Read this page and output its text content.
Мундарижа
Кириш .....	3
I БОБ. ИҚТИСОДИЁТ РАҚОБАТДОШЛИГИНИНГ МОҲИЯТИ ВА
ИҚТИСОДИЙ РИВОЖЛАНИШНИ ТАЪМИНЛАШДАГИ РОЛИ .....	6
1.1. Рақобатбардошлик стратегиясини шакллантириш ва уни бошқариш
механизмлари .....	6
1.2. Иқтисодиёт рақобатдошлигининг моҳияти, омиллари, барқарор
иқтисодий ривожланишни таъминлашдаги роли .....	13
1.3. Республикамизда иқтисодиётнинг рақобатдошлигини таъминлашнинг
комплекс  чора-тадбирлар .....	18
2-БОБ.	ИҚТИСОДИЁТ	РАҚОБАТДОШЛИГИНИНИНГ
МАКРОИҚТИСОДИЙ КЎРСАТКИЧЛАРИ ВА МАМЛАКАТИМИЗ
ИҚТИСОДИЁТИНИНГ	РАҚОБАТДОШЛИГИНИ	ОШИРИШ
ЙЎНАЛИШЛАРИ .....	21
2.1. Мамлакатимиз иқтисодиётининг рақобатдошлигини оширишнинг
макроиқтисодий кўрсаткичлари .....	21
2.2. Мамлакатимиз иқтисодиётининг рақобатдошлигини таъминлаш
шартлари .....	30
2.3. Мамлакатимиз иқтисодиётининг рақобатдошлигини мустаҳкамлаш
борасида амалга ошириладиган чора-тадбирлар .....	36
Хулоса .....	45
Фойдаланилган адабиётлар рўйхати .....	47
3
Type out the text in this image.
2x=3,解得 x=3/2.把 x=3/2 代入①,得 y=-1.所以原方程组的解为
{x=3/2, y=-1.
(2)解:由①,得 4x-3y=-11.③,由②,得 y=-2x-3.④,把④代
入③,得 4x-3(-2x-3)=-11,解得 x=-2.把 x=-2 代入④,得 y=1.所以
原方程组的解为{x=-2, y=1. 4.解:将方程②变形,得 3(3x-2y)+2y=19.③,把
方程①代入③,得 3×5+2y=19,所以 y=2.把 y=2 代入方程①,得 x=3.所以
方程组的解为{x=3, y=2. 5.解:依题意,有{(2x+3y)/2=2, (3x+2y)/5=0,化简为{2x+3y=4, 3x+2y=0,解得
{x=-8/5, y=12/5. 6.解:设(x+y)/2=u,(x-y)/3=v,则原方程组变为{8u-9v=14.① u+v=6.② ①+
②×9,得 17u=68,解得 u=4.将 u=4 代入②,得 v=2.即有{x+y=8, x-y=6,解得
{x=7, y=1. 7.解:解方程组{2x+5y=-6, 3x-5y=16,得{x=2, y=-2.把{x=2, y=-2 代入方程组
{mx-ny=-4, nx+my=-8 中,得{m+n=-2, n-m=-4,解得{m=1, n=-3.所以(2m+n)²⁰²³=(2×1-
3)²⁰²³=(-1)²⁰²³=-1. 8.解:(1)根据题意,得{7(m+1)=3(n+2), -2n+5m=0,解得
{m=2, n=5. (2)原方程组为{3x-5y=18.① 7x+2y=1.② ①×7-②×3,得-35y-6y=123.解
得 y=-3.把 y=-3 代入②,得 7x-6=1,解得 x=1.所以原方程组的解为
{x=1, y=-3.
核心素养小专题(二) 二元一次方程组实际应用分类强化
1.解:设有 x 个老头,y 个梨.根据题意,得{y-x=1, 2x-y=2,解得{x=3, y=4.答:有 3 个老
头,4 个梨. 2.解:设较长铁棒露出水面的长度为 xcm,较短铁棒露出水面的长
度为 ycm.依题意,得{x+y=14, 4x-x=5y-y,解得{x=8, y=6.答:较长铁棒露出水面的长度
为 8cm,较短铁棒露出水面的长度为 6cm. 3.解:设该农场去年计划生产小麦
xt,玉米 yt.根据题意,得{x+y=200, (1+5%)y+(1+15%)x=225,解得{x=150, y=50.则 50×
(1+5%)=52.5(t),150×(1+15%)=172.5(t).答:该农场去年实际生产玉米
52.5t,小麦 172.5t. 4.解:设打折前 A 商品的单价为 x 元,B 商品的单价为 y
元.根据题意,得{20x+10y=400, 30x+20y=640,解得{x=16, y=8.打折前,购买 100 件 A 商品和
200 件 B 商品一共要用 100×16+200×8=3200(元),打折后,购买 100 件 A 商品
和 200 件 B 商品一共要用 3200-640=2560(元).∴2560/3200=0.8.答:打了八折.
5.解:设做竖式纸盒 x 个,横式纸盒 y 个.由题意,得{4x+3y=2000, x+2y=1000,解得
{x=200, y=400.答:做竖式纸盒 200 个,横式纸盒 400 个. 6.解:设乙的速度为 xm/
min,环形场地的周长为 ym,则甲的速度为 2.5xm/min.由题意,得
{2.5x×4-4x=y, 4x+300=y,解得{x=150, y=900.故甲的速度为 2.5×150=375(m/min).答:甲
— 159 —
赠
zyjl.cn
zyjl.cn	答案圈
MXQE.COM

◆ **AIM OF THE TASK**: Gather each line holding the string "根据题意".

◆ **RESULT FOR THIS TASK**:
3)²⁰²³=(-1)²⁰²³=-1. 8.解:(1)根据题意,得{7(m+1)=3(n+2), -2n+5m=0,解得
1.解:设有 x 个老头,y 个梨.根据题意,得{y-x=1, 2x-y=2,解得{x=3, y=4.答:有 3 个老
xt,玉米 yt.根据题意,得{x+y=200, (1+5%)y+(1+15%)x=225,解得{x=150, y=50.则 50×
元.根据题意,得{20x+10y=400, 30x+20y=640,解得{x=16, y=8.打折前,购买 100 件 A 商品和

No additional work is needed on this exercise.